Source passage start

Dominic Coles, Visual and Sonic Data and Nonhuman Abstraction

Visual and Sonic Data as Contradictory Elements to Non-Human Abstraction

The abstract conception of non-human entities in “Do Androids Dream of

Electric Sheep?” exists in stark contrast to the tangible physical experiences of these

other life forms. Both the sonic and visual worlds of these non-human entities

undercut and contradict our preconceived ideas concerning their makeup, role, and

function in human life. Through silence and song, Dick reformulates our ideas

concerning the reality of android characters. This reformulation of abstract

prejudice after a physical encounter, however, is a process potentially possible

within artistic spheres in the novel. In artistic encounters, physical experiences are

encapsulated by the artwork itself, creating a kind of transferrable empathy to the

non-human entity.

John Cage’s revolutionary act was a recasting of our conception of silence. He

transformed it from a vacuum of activity, the absence of auditory material into a

hive of sonic data, a tangible physical presence. Silence, for Cage, ultimately became

analogous with his idea of noise, writing that: “Wherever we are, what we hear is

mostly noise,” (Silence: Lectures and Writings, Page 1) and continuing that, “There is

no such thing as an empty space or empty time. There is always something… try as

we may to make a silence, we cannot.” For Cage, each instance of silence was in fact

the presence and creation of another distinct sound event and sonic experience.

Source passage end
Recorded information start

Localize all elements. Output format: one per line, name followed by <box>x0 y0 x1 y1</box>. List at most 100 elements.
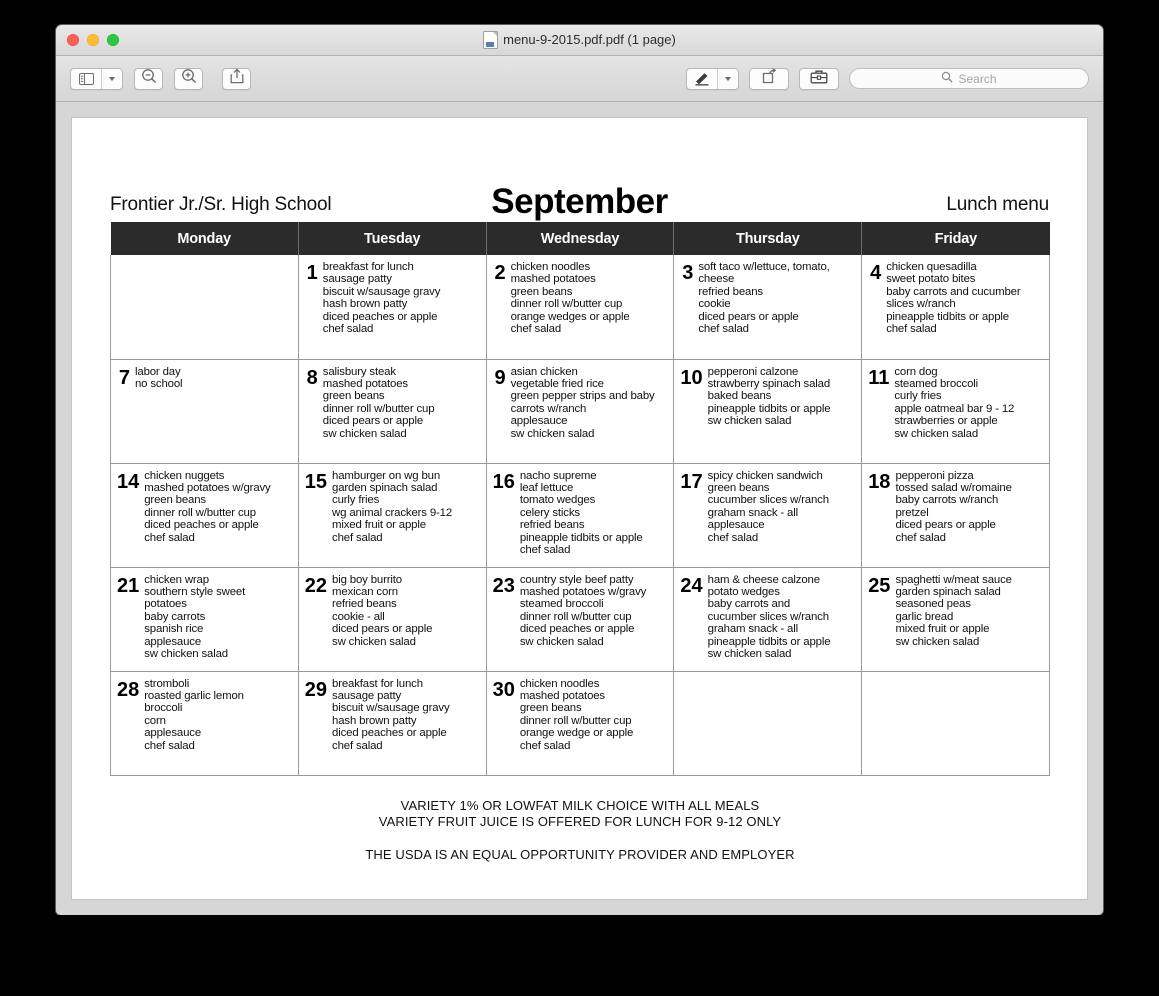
toolkit-button[interactable] <box>799 67 839 90</box>
note-milk: VARIETY 1% OR LOWFAT MILK CHOICE WITH AL… <box>400 797 760 813</box>
menu-item: carrots w/ranch <box>510 402 587 415</box>
menu-item: refried beans <box>519 519 585 532</box>
menu-item: chef salad <box>510 323 562 336</box>
menu-item: leaf lettuce <box>519 481 574 494</box>
menu-item: chef salad <box>698 323 749 336</box>
menu-item: garlic bread <box>895 610 954 623</box>
chevron-down-icon <box>109 76 115 81</box>
day-number: 14 <box>117 470 140 493</box>
rotate-button[interactable] <box>749 67 789 90</box>
menu-item: chef salad <box>322 323 374 336</box>
menu-item: spaghetti w/meat sauce <box>895 573 1012 586</box>
menu-item: mashed potatoes w/gravy <box>144 481 271 494</box>
menu-item: sw chicken salad <box>707 647 792 660</box>
note-usda: THE USDA IS AN EQUAL OPPORTUNITY PROVIDE… <box>365 846 795 862</box>
menu-item: pineapple tidbits or apple <box>707 402 831 415</box>
day-cell-content: 4 chicken quesadilla sweet potato bites bab… <box>868 261 1044 335</box>
day-cell-content: 10 pepperoni calzone strawberry spinach sa… <box>680 366 856 428</box>
menu-item-list: chicken noodles mashed potatoes green bean… <box>520 678 669 752</box>
day-cell-content: 29 breakfast for lunch sausage patty biscui… <box>305 678 481 752</box>
menu-item-list: chicken wrap southern style sweet potatoes… <box>144 574 293 661</box>
menu-item: garden spinach salad <box>895 585 1001 598</box>
zoom-out-button[interactable] <box>134 67 163 90</box>
pdf-content-area[interactable]: Frontier Jr./Sr. High School September L… <box>56 102 1103 915</box>
menu-notes: VARIETY 1% OR LOWFAT MILK CHOICE WITH AL… <box>110 798 1050 862</box>
menu-item: mashed potatoes <box>510 273 596 286</box>
menu-item: broccoli <box>144 702 183 715</box>
calendar-body: 1 breakfast for lunch sausage patty biscuit… <box>110 255 1050 776</box>
menu-item: dinner roll w/butter cup <box>519 610 632 623</box>
menu-item: baby carrots and <box>707 598 791 611</box>
menu-item: applesauce <box>707 519 765 532</box>
menu-item: pretzel <box>895 506 929 519</box>
share-button[interactable] <box>222 67 251 90</box>
menu-item: applesauce <box>144 727 202 740</box>
day-number: 29 <box>304 678 328 701</box>
menu-item: diced peaches or apple <box>519 623 635 636</box>
day-cell-content: 9 asian chicken vegetable fried rice green … <box>493 366 669 440</box>
day-number: 15 <box>304 470 328 493</box>
day-cell-content: 21 chicken wrap southern style sweet potato… <box>117 574 293 661</box>
share-icon <box>230 68 244 89</box>
menu-item: sweet potato bites <box>886 273 976 286</box>
day-number: 16 <box>492 470 515 493</box>
menu-item-list: hamburger on wg bun garden spinach salad c… <box>332 470 481 544</box>
markup-button[interactable] <box>686 67 739 90</box>
toolbar-left-group <box>70 67 251 90</box>
calendar-week-row: 7 labor day no school 8 salisbury steak mashe… <box>110 358 1050 464</box>
sidebar-dropdown-chevron[interactable] <box>102 69 122 89</box>
calendar-header-row: Monday Tuesday Wednesday Thursday Friday <box>110 222 1050 255</box>
toolbar: Search <box>56 56 1103 102</box>
menu-item: corn <box>144 714 166 727</box>
calendar-week-row: 14 chicken nuggets mashed potatoes w/gravy… <box>110 462 1050 568</box>
calendar-day-cell: 28 stromboli roasted garlic lemon broccoli c… <box>110 670 299 776</box>
day-number: 24 <box>680 574 703 597</box>
menu-item: biscuit w/sausage gravy <box>322 285 441 298</box>
menu-item: sausage patty <box>332 689 402 702</box>
search-input[interactable]: Search <box>849 68 1089 89</box>
day-number: 17 <box>680 470 703 493</box>
menu-item: green beans <box>510 285 573 298</box>
markup-dropdown-chevron[interactable] <box>718 69 738 89</box>
menu-item: sw chicken salad <box>332 635 416 648</box>
menu-item: biscuit w/sausage gravy <box>332 702 450 715</box>
sidebar-view-button[interactable] <box>70 67 123 90</box>
preview-window: menu-9-2015.pdf.pdf (1 page) Search Fron… <box>56 25 1103 915</box>
menu-item: steamed broccoli <box>519 598 604 611</box>
day-cell-content: 8 salisbury steak mashed potatoes green bea… <box>305 366 481 440</box>
menu-item: sw chicken salad <box>510 427 595 440</box>
menu-item: refried beans <box>698 285 763 298</box>
menu-item: chicken noodles <box>510 261 591 273</box>
menu-item: mexican corn <box>332 585 398 598</box>
zoom-in-button[interactable] <box>174 67 203 90</box>
window-title: menu-9-2015.pdf.pdf (1 page) <box>56 25 1103 55</box>
menu-item: diced pears or apple <box>322 415 424 428</box>
menu-item: dinner roll w/butter cup <box>510 298 623 311</box>
menu-item: sw chicken salad <box>895 635 980 648</box>
menu-item: sw chicken salad <box>894 427 979 440</box>
day-cell-content: 14 chicken nuggets mashed potatoes w/gravy… <box>117 470 293 544</box>
menu-item: pineapple tidbits or apple <box>519 531 643 544</box>
menu-item: chef salad <box>332 531 383 544</box>
day-cell-content: 17 spicy chicken sandwich green beans cucum… <box>680 470 856 544</box>
calendar-day-cell: 9 asian chicken vegetable fried rice green … <box>485 358 675 464</box>
menu-item: applesauce <box>144 635 202 648</box>
weekday-header-wednesday: Wednesday <box>486 222 675 255</box>
day-cell-content: 15 hamburger on wg bun garden spinach sala… <box>305 470 481 544</box>
calendar-day-cell: 17 spicy chicken sandwich green beans cucum… <box>673 462 863 568</box>
day-cell-content: 11 corn dog steamed broccoli curly fries app… <box>868 366 1044 440</box>
menu-item-list: nacho supreme leaf lettuce tomato wedges ce… <box>520 470 669 557</box>
calendar-day-cell: 8 salisbury steak mashed potatoes green bea… <box>297 358 487 464</box>
menu-item: orange wedges or apple <box>510 310 630 323</box>
toolkit-icon <box>810 69 828 89</box>
menu-item: wg animal crackers 9-12 <box>332 506 453 519</box>
menu-item: hash brown patty <box>332 714 417 727</box>
menu-item: graham snack - all <box>707 623 799 636</box>
menu-item: hash brown patty <box>322 298 408 311</box>
day-number: 4 <box>870 262 882 284</box>
menu-item-list: pepperoni calzone strawberry spinach sala… <box>708 366 857 428</box>
menu-item: mashed potatoes <box>322 377 408 390</box>
day-number: 22 <box>304 574 328 597</box>
day-number: 30 <box>492 678 515 701</box>
menu-item: dinner roll w/butter cup <box>519 714 632 727</box>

Recorded information end

▶ [Tasks to carry out]:
1: According to the essay passage on nonhuman abstraction, why did silence become analogous with noise for John Cage? Answer in one to three sentences.
2: Summarize the essay passage on nonhuman abstraction in two sentences.

▶ [Final answers]:
1: Cage held that there is no such thing as empty space or empty time, since there is always something, and no one can make a silence however hard they try. Each instance of silence was therefore the presence and creation of another distinct sound event.

2: The passage argues that in "Do Androids Dream of Electric Sheep?" the sonic and visual worlds of non-human entities contradict our abstract, preconceived ideas about them, and that artwork can hold physical experience in a way that creates transferable empathy. It then describes how John Cage recast silence from an absence of sound into a tangible presence full of sonic data, with every silence being another sound event.